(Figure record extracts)
## Begin

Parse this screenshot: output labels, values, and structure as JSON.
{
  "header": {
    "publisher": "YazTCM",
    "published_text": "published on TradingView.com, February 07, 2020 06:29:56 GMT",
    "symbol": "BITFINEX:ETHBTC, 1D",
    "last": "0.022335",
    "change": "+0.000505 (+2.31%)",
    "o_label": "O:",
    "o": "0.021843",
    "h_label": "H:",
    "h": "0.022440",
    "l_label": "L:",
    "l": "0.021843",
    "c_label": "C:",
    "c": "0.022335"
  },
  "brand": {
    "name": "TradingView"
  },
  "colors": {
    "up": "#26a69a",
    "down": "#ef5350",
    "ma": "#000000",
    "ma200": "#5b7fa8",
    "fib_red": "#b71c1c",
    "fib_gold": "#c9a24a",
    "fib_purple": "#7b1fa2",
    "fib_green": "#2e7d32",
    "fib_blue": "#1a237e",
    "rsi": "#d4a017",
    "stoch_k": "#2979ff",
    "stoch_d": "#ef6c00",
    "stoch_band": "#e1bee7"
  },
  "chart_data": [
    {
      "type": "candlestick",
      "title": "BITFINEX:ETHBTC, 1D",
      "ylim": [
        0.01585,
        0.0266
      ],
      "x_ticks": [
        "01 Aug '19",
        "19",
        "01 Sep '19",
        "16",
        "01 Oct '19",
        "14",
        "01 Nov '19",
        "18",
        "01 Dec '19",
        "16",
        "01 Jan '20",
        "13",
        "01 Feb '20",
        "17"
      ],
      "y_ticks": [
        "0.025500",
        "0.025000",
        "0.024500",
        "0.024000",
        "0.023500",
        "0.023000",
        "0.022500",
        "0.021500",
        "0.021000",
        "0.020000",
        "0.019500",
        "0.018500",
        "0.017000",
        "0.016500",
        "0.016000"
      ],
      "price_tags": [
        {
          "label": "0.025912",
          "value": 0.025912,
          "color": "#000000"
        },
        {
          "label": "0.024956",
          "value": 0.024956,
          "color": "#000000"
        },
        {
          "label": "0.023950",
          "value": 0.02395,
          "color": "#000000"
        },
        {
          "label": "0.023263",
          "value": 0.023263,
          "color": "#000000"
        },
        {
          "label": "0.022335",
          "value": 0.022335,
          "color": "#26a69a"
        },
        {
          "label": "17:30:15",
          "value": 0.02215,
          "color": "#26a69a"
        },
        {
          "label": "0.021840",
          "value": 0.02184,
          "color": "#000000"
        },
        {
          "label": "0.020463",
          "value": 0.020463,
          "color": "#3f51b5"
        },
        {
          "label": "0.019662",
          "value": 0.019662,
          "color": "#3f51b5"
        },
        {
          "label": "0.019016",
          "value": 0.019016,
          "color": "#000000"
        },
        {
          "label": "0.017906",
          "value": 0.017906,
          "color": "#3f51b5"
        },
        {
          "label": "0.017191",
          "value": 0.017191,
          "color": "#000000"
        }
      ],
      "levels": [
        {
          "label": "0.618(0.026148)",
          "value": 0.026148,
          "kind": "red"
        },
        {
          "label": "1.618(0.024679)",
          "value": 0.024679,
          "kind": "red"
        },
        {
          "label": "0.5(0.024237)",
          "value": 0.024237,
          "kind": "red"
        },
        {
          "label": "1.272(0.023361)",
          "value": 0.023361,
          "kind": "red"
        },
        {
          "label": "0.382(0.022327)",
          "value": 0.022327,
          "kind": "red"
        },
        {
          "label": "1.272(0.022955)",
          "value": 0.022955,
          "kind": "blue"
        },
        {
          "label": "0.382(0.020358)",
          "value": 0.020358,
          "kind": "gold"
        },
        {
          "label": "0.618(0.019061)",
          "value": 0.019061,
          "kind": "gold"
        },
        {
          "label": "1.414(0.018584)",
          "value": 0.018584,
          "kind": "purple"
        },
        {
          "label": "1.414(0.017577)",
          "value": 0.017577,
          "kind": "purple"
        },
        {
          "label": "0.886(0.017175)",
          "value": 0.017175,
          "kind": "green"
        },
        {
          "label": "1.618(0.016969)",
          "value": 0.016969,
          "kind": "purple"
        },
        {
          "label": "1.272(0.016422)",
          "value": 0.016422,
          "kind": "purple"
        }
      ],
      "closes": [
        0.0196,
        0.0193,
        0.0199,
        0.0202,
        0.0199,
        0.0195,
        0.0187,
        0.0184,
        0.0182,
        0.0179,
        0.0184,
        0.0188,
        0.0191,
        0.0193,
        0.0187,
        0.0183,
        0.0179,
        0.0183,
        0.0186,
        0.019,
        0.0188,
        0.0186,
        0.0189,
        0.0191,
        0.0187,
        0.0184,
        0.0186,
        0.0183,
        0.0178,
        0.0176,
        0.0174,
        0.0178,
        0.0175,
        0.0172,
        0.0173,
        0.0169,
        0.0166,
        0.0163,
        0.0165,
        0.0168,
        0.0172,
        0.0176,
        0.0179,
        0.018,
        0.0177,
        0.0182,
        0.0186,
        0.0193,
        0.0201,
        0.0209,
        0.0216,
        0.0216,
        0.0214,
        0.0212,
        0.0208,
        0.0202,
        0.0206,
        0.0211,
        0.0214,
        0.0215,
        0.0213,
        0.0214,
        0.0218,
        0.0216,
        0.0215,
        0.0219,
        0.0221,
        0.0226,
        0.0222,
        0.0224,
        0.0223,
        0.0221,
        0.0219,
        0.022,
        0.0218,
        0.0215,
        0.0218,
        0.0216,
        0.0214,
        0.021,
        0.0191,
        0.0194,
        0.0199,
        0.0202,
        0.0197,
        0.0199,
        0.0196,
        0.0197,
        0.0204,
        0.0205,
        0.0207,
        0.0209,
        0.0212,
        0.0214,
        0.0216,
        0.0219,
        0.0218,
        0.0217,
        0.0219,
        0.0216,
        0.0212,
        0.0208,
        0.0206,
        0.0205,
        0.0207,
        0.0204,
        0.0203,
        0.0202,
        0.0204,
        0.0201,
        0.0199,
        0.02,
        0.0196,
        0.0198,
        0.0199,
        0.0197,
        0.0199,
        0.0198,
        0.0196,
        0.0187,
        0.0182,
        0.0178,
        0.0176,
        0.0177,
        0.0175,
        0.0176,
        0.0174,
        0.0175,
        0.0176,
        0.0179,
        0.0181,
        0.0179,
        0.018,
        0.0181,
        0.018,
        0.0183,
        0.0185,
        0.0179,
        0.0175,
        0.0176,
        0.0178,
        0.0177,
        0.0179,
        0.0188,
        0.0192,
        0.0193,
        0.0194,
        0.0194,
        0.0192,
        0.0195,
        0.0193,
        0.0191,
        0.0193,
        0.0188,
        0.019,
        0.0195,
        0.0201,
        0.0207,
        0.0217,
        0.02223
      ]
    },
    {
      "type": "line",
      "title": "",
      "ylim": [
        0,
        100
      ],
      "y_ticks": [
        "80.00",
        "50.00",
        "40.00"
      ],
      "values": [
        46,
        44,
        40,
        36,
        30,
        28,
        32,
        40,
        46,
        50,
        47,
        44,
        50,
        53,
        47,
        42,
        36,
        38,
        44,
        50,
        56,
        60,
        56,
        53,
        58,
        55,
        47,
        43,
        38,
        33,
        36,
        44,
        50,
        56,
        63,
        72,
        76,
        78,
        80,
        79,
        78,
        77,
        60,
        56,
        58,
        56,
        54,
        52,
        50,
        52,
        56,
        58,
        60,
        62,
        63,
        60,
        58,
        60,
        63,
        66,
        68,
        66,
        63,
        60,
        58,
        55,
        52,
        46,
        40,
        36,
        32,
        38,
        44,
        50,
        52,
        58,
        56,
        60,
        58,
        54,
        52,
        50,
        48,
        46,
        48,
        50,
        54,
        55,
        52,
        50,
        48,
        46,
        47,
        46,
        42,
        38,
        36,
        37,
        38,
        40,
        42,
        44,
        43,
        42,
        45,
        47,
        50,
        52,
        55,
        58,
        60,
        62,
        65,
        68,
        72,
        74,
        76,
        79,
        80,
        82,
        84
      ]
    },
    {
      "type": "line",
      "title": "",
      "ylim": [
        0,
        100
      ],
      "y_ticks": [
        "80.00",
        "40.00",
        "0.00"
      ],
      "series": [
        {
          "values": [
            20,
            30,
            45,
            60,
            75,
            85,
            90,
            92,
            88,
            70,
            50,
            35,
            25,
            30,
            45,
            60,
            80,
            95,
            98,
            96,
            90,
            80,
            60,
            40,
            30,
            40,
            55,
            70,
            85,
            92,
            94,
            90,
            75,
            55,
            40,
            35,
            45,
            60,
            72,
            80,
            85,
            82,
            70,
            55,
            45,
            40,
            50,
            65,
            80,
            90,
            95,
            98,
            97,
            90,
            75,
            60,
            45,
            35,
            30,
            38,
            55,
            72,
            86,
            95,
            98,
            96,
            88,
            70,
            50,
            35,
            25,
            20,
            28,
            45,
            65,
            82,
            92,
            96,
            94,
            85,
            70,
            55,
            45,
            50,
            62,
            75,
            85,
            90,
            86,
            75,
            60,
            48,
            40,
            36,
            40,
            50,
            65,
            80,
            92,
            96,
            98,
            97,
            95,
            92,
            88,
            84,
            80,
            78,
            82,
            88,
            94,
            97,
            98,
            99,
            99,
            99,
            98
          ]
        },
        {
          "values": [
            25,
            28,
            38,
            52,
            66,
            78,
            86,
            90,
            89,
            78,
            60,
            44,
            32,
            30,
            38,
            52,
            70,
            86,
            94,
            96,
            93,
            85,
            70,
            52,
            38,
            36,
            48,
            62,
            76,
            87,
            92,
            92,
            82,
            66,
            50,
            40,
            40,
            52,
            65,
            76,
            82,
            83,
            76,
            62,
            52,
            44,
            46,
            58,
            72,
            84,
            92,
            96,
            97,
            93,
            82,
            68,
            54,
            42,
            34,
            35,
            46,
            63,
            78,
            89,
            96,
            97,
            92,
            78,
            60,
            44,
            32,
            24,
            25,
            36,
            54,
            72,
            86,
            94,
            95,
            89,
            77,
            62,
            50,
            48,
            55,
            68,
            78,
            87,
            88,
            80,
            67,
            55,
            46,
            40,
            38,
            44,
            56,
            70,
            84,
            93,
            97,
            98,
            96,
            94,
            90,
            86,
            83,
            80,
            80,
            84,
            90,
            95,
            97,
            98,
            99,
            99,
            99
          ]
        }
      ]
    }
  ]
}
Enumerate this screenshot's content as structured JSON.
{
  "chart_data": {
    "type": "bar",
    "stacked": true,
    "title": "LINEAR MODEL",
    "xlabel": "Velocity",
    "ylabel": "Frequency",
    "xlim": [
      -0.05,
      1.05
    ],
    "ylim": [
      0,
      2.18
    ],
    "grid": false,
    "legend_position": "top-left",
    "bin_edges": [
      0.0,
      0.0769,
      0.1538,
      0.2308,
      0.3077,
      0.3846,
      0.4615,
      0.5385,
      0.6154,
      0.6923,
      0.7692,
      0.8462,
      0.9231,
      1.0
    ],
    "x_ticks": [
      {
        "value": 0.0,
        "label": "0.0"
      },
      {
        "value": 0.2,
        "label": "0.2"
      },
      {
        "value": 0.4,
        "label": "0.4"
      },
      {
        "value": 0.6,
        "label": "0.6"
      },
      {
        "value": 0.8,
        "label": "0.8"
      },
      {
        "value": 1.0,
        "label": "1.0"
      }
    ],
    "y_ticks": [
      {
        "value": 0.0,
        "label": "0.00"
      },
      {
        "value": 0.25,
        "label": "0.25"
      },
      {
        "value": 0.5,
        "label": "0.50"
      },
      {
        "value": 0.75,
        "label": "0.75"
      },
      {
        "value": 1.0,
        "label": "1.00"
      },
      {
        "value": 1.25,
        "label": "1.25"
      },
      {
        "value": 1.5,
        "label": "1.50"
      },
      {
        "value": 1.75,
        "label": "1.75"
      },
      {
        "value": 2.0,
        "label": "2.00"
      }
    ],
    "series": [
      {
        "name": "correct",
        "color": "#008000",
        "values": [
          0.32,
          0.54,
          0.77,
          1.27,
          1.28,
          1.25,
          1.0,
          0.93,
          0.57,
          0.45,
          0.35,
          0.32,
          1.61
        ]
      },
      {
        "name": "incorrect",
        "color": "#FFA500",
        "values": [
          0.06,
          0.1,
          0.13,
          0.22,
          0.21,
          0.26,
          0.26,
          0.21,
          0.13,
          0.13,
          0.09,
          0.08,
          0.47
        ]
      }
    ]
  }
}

## End

Directions for this task:
Each line containing "TradingView" counts once; state the total number of such lines and nothing else.

Response below:
2